### Data for the task
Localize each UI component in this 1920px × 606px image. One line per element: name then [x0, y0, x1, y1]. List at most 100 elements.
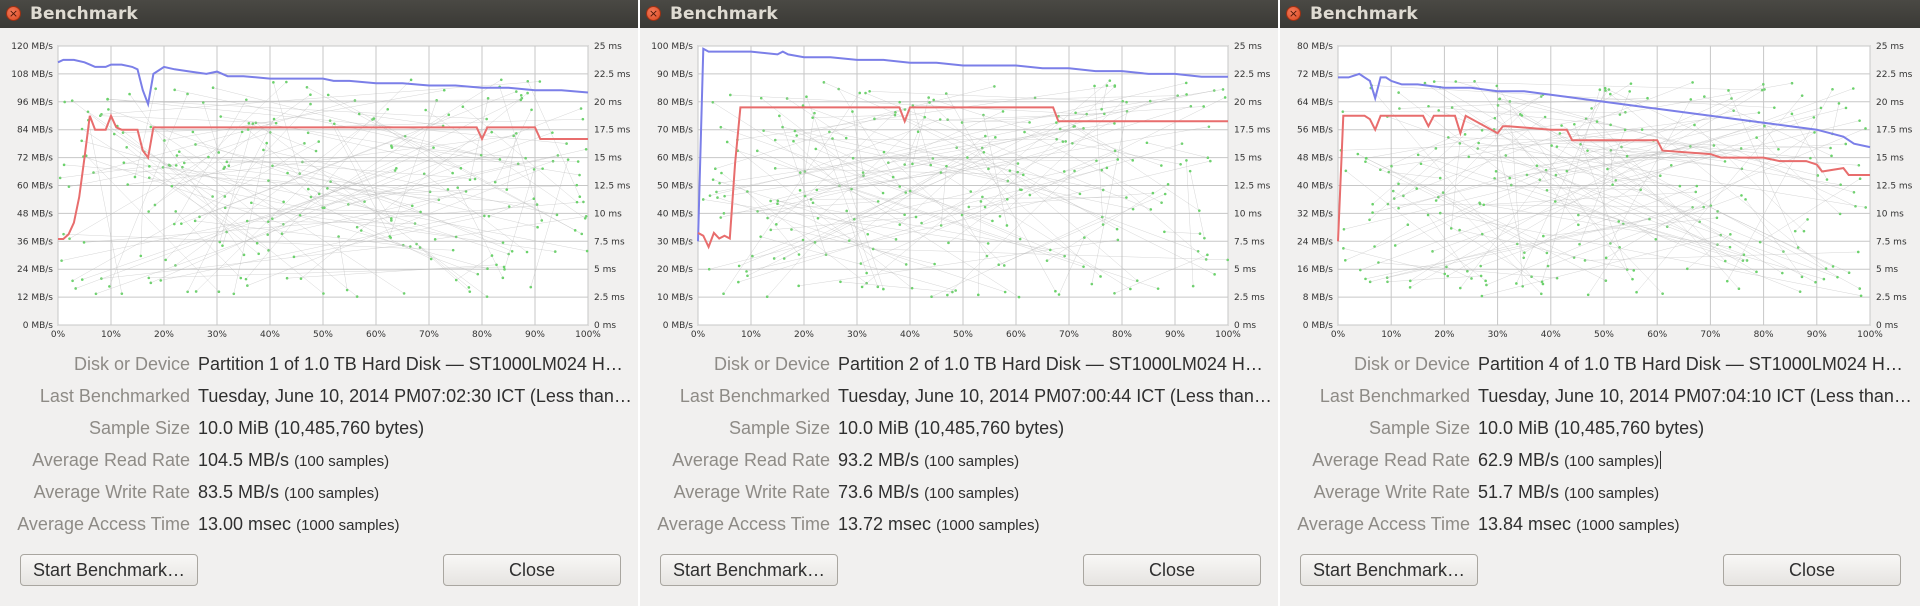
access-point	[578, 195, 582, 199]
access-link	[1394, 82, 1693, 199]
access-link	[1760, 178, 1861, 243]
access-link	[530, 159, 569, 288]
access-point	[122, 161, 126, 165]
start-benchmark-button[interactable]: Start Benchmark…	[660, 554, 838, 586]
access-link	[713, 179, 897, 240]
y-left-tick-label: 100 MB/s	[651, 42, 693, 52]
access-link	[1073, 126, 1200, 211]
access-link	[195, 144, 538, 228]
access-link	[968, 192, 1153, 208]
close-icon[interactable]: ×	[1286, 6, 1301, 21]
access-point	[746, 274, 749, 278]
access-link	[1393, 190, 1544, 285]
read-value-wrap: 93.2 MB/s (100 samples)	[838, 450, 1270, 471]
y-right-tick-label: 10 ms	[1234, 209, 1262, 219]
access-point	[1023, 130, 1026, 134]
read-value-wrap: 104.5 MB/s (100 samples)	[198, 450, 630, 471]
start-benchmark-button[interactable]: Start Benchmark…	[1300, 554, 1478, 586]
last-label: Last Benchmarked	[39, 386, 190, 406]
access-link	[300, 215, 556, 252]
access-point	[946, 293, 949, 297]
access-link	[1455, 81, 1855, 193]
access-point	[303, 142, 306, 145]
y-left-tick-label: 56 MB/s	[1297, 126, 1333, 136]
access-link	[114, 133, 225, 197]
access-link	[776, 112, 896, 225]
access-link	[68, 165, 177, 187]
access-point	[551, 159, 555, 163]
sample-label: Sample Size	[728, 418, 830, 438]
access-link	[95, 132, 553, 295]
write-row: Average Write Rate 83.5 MB/s (100 samples…	[0, 478, 638, 508]
access-link	[187, 118, 275, 292]
read-value: 93.2 MB/s	[838, 450, 920, 470]
access-point	[1577, 213, 1580, 217]
access-point	[1437, 109, 1440, 112]
access-point	[1156, 287, 1160, 290]
x-tick-label: 40%	[1541, 330, 1561, 340]
access-point	[1078, 192, 1082, 196]
access-link	[213, 87, 482, 156]
write-value: 73.6 MB/s	[838, 482, 920, 502]
access-point	[1856, 250, 1860, 254]
access-point	[945, 164, 948, 168]
y-right-tick-label: 25 ms	[1234, 42, 1262, 52]
x-tick-label: 70%	[1059, 330, 1079, 340]
close-button[interactable]: Close	[1083, 554, 1261, 586]
access-link	[1345, 170, 1486, 282]
access-point	[1064, 140, 1067, 143]
access-point	[1628, 90, 1631, 93]
access-point	[68, 237, 71, 240]
x-tick-label: 10%	[741, 330, 761, 340]
access-link	[840, 281, 953, 293]
access-link	[947, 170, 1075, 296]
access-link	[1636, 95, 1803, 293]
access-point	[153, 203, 157, 207]
close-icon[interactable]: ×	[646, 6, 661, 21]
access-point	[1003, 290, 1007, 294]
access-link	[272, 165, 413, 207]
access-link	[488, 198, 534, 217]
access-point	[792, 139, 795, 143]
access-link	[1795, 219, 1808, 232]
access-point	[286, 171, 289, 175]
access-point	[1494, 170, 1498, 173]
access-link	[800, 119, 941, 173]
access-link	[82, 170, 396, 280]
access-point	[1188, 169, 1192, 173]
access-link	[1360, 88, 1854, 271]
y-left-tick-label: 40 MB/s	[1297, 182, 1333, 192]
access-point	[483, 214, 486, 218]
access-link	[1541, 89, 1601, 282]
write-samples: (100 samples)	[924, 485, 1020, 502]
access-point	[250, 201, 253, 205]
close-button[interactable]: Close	[1723, 554, 1901, 586]
y-right-tick-label: 12.5 ms	[594, 182, 631, 192]
access-point	[1443, 272, 1447, 276]
access-link	[1574, 124, 1628, 270]
access-link	[804, 126, 1209, 197]
access-value: 13.84 msec	[1478, 514, 1572, 534]
chart-svg: 0 MB/s 10 MB/s 20 MB/s 30 MB/s 40 MB/s 50 MB/…	[651, 42, 1271, 340]
y-left-tick-label: 12 MB/s	[17, 293, 53, 303]
access-point	[756, 149, 759, 153]
access-link	[1495, 171, 1801, 292]
access-point	[1508, 176, 1512, 180]
start-benchmark-button[interactable]: Start Benchmark…	[20, 554, 198, 586]
access-link	[1524, 165, 1672, 253]
access-point	[1603, 86, 1607, 90]
access-link	[1607, 107, 1821, 170]
access-time-scatter	[1339, 79, 1867, 298]
benchmark-window-1: × Benchmark 0 MB/s 12 MB/s 24 MB/s 36 MB/s 4…	[0, 0, 638, 606]
y-left-tick-label: 48 MB/s	[17, 209, 53, 219]
access-point	[388, 235, 391, 238]
access-point	[1397, 182, 1400, 186]
y-right-tick-label: 17.5 ms	[1234, 126, 1271, 136]
access-point	[805, 95, 808, 98]
close-button[interactable]: Close	[443, 554, 621, 586]
access-link	[154, 94, 311, 206]
access-point	[1083, 236, 1086, 239]
access-point	[106, 97, 109, 101]
close-icon[interactable]: ×	[6, 6, 21, 21]
x-tick-label: 30%	[847, 330, 867, 340]
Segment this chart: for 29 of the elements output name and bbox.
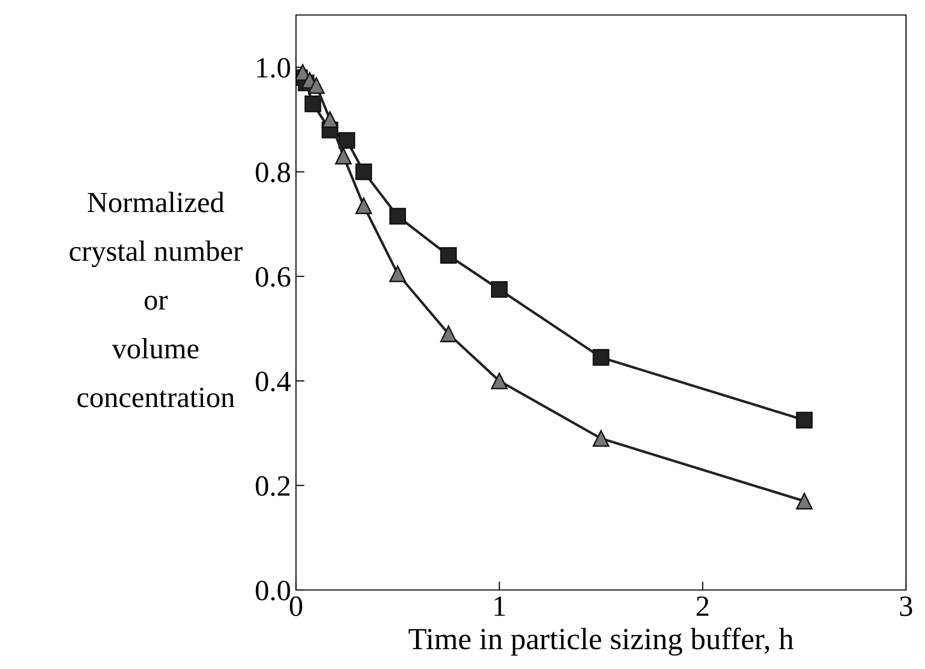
point (491, 372, 508, 390)
point (304, 96, 322, 112)
x-axis-title: Time in particle sizing buffer, h (408, 628, 794, 656)
point (491, 281, 508, 298)
y-tick-label: 0.6 (256, 267, 290, 287)
y-tick-label: 0.0 (256, 580, 290, 601)
y-tick-label: 0.4 (256, 372, 291, 392)
x-tick-label: 1 (494, 596, 505, 616)
point (355, 163, 372, 180)
point (592, 349, 610, 366)
point (592, 430, 610, 447)
point (308, 77, 325, 94)
point (389, 265, 406, 282)
y-tick-label: 0.8 (256, 162, 290, 182)
point (440, 247, 457, 264)
point (440, 326, 457, 342)
point (338, 132, 356, 149)
y-axis-title: Normalized crystal number or volume concentration (70, 192, 243, 408)
point (796, 492, 813, 510)
x-tick-label: 2 (696, 596, 708, 616)
point (389, 208, 406, 225)
y-tick-label: 1.0 (257, 58, 290, 78)
x-tick-label: 3 (900, 596, 912, 616)
x-tick-label: 0 (290, 596, 302, 616)
point (355, 197, 372, 214)
point (335, 148, 352, 164)
y-tick-label: 0.2 (256, 476, 290, 496)
point (796, 412, 813, 428)
point (322, 111, 338, 128)
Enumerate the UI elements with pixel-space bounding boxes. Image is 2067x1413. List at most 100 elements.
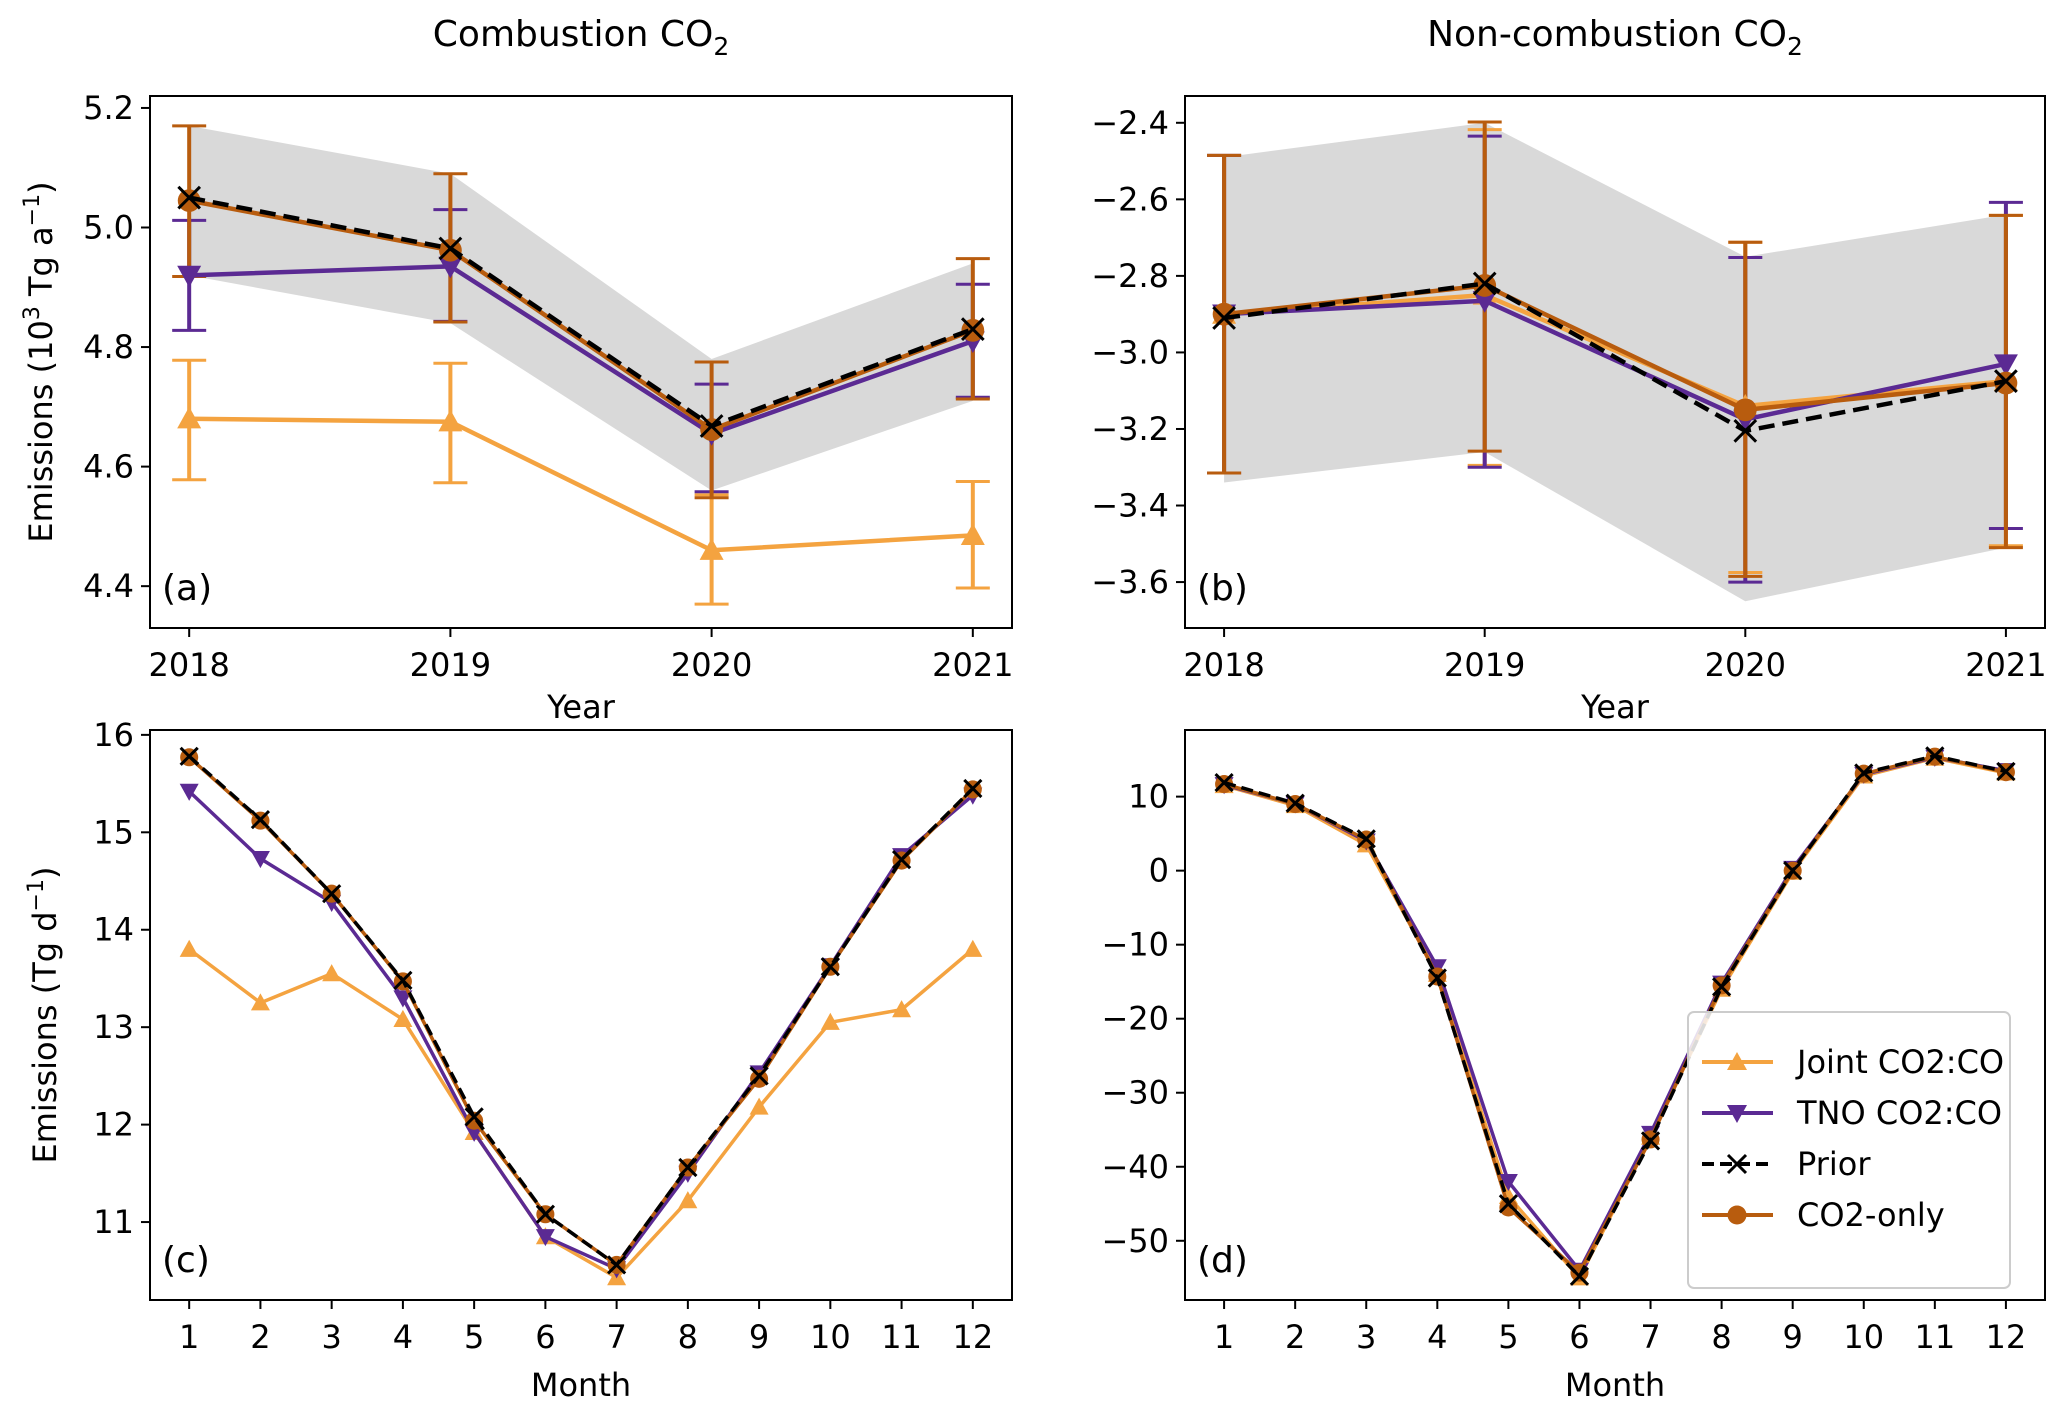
panel-d-point-prior <box>1427 968 1447 988</box>
panel-b-xtick-label: 2020 <box>1705 646 1786 684</box>
panel-a-xlabel: Year <box>546 688 616 726</box>
legend-marker-prior <box>1726 1153 1748 1175</box>
panel-c-point-joint <box>322 964 342 982</box>
panel-c-point-joint <box>892 1000 912 1018</box>
panel-c-point-joint <box>179 939 199 957</box>
legend-label: CO2-only <box>1797 1196 1945 1234</box>
panel-d-line-prior <box>1223 754 2007 1279</box>
panel-c-ytick-label: 11 <box>93 1203 134 1241</box>
panel-c-point-prior <box>322 884 342 904</box>
panel-c-point-prior <box>250 810 271 830</box>
panel-b-ytick-label: −2.4 <box>1091 104 1169 142</box>
panel-a-point-prior <box>960 317 985 341</box>
panel-a-ytick-label: 5.0 <box>83 209 134 247</box>
panel-b-label: (b) <box>1197 568 1248 609</box>
panel-c-xtick-label: 8 <box>678 1318 698 1356</box>
panel-b-point-prior <box>1994 369 2018 393</box>
panel-c-xlabel: Month <box>531 1366 631 1404</box>
panel-c-line-prior <box>188 754 975 1267</box>
panel-b-ytick-label: −3.0 <box>1091 333 1169 371</box>
panel-b-point-prior <box>1733 419 1758 443</box>
panel-d-xtick-label: 7 <box>1640 1318 1660 1356</box>
panel-a-line-joint <box>189 416 973 553</box>
panel-d-xtick-label: 6 <box>1569 1318 1589 1356</box>
panel-d-point-prior <box>1285 793 1305 813</box>
legend-box <box>1687 1011 2011 1289</box>
panel-c-point-tno <box>250 851 270 869</box>
legend-marker-tno <box>1727 1105 1747 1123</box>
panel-a-point-co2only <box>177 189 201 213</box>
panel-c-xtick-label: 5 <box>464 1318 484 1356</box>
legend-label: Prior <box>1797 1145 1871 1183</box>
panel-d-point-prior <box>1712 977 1732 997</box>
panel-a-xtick-label: 2021 <box>932 646 1013 684</box>
panel-a-ytick-label: 4.6 <box>83 448 134 486</box>
panel-c-point-prior <box>749 1066 769 1086</box>
panel-b-axes-frame <box>1184 95 2046 629</box>
panel-d-point-prior <box>1356 829 1376 849</box>
panel-d-point-prior <box>1996 761 2016 782</box>
panel-c-ytick-label: 15 <box>93 813 134 851</box>
panel-a-point-joint <box>438 409 463 432</box>
panel-b-title: Non-combustion CO2 <box>1427 14 1803 61</box>
panel-a-title: Combustion CO2 <box>433 14 729 61</box>
panel-d-xtick-label: 4 <box>1427 1318 1447 1356</box>
panel-d-ytick-label: −30 <box>1101 1074 1169 1112</box>
panel-a-axes-frame <box>149 95 1013 629</box>
panel-c-point-tno <box>393 990 413 1008</box>
panel-d-ytick-label: 0 <box>1149 852 1169 890</box>
panel-c-point-tno <box>179 783 199 801</box>
panel-c-ytick-label: 12 <box>93 1106 134 1144</box>
panel-b-xlabel: Year <box>1580 688 1650 726</box>
panel-a-point-tno <box>177 265 202 288</box>
panel-a-ytick-label: 5.2 <box>83 89 134 127</box>
panel-c-xtick-label: 10 <box>810 1318 851 1356</box>
panel-c-ytick-label: 13 <box>93 1008 134 1046</box>
panel-c-xtick-label: 6 <box>535 1318 555 1356</box>
panel-b-point-prior <box>1212 306 1236 330</box>
panel-a-line-prior <box>188 195 974 429</box>
panel-d-point-prior <box>1214 772 1234 793</box>
panel-d-ytick-label: −10 <box>1101 926 1169 964</box>
legend-label: TNO CO2:CO <box>1796 1094 2002 1132</box>
panel-c-point-prior <box>179 746 199 766</box>
panel-c-line-co2only <box>188 755 975 1267</box>
panel-d-xtick-label: 8 <box>1711 1318 1731 1356</box>
panel-a-point-joint <box>699 538 724 560</box>
panel-a-point-joint <box>960 523 985 545</box>
panel-d-xlabel: Month <box>1565 1366 1665 1404</box>
legend-marker-co2only <box>1727 1205 1747 1225</box>
panel-c-point-tno <box>535 1229 555 1247</box>
panel-d-point-prior <box>1569 1266 1590 1286</box>
panel-c-point-prior <box>607 1255 627 1275</box>
legend-entry-prior: Prior <box>1702 1145 1871 1183</box>
panel-c-point-joint <box>749 1097 769 1115</box>
panel-c-line-tno <box>187 790 974 1271</box>
panel-b-xtick-label: 2021 <box>1965 646 2046 684</box>
panel-d-axes-frame <box>1184 729 2046 1301</box>
panel-d-ytick-label: −20 <box>1101 1000 1169 1038</box>
panel-a-xtick-label: 2020 <box>671 646 752 684</box>
panel-b-ytick-label: −2.6 <box>1091 180 1169 218</box>
panel-c-xtick-label: 11 <box>881 1318 922 1356</box>
panel-d-label: (d) <box>1197 1240 1248 1281</box>
panel-c-point-joint <box>963 939 983 957</box>
panel-d-point-prior <box>1854 763 1874 783</box>
legend-entry-tno: TNO CO2:CO <box>1702 1094 2002 1132</box>
panel-a-point-joint <box>177 406 202 429</box>
panel-c-xtick-label: 3 <box>321 1318 341 1356</box>
panel-d-point-co2only <box>1499 1198 1518 1217</box>
panel-c-point-prior <box>820 957 840 977</box>
panel-a-point-prior <box>438 236 463 261</box>
panel-a-ylabel: Emissions (103 Tg a−1) <box>20 181 60 542</box>
panel-c-point-joint <box>250 993 270 1011</box>
panel-c-point-prior <box>464 1107 484 1127</box>
panel-d-ytick-label: −40 <box>1101 1148 1169 1186</box>
panel-d-point-tno <box>1498 1173 1518 1192</box>
panel-b-noncombustion-annual: Non-combustion CO2 −3.6 −3.4 −3.2 −3.0 −2.8 −… <box>1091 14 2046 726</box>
panel-a-xtick-label: 2018 <box>148 646 229 684</box>
panel-b-ytick-label: −3.6 <box>1091 563 1169 601</box>
panel-c-xtick-label: 9 <box>749 1318 769 1356</box>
######
▸ **What to produce**: Recast the rows between the line holding "point (491, 372, 508, 390)" and the line holding "Enumerate the UI", inclusive, as a Markdown table with the columns Line and Content, numbering each line and leaving out blank lines.

▸ **Full solution**:
| Line | Content |
|---|---|
| 1 | point (491, 372, 508, 390) |
| 2 | point (304, 96, 322, 112) |
| 3 | x-axis-title: Time in particle sizing buffer, h (408, 628, 794, 656) |
| 4 | point (491, 281, 508, 298) |
| 5 | y-tick-label: 0.6 (256, 267, 290, 287) |
| 6 | y-tick-label: 0.0 (256, 580, 290, 601) |
| 7 | y-tick-label: 0.4 (256, 372, 291, 392) |
| 8 | x-tick-label: 1 (494, 596, 505, 616) |
| 9 | point (355, 163, 372, 180) |
| 10 | point (592, 349, 610, 366) |
| 11 | point (592, 430, 610, 447) |
| 12 | point (308, 77, 325, 94) |
| 13 | point (389, 265, 406, 282) |
| 14 | y-tick-label: 0.8 (256, 162, 290, 182) |
| 15 | point (440, 247, 457, 264) |
| 16 | point (440, 326, 457, 342) |
| 17 | point (338, 132, 356, 149) |
| 18 | y-axis-title: Normalized crystal number or volume concentration (70, 192, 243, 408) |
| 19 | point (796, 492, 813, 510) |
| 20 | x-tick-label: 2 (696, 596, 708, 616) |
| 21 | point (389, 208, 406, 225) |
| 22 | y-tick-label: 1.0 (257, 58, 290, 78) |
| 23 | x-tick-label: 3 (900, 596, 912, 616) |
| 24 | x-tick-label: 0 (290, 596, 302, 616) |
| 25 | point (355, 197, 372, 214) |
| 26 | point (335, 148, 352, 164) |
| 27 | y-tick-label: 0.2 (256, 476, 290, 496) |
| 28 | point (796, 412, 813, 428) |
| 29 | point (322, 111, 338, 128) |
| 30 | Enumerate the UI elements with pixel-space bounding boxes. Image is 2067x1413. List at most 100 elements. |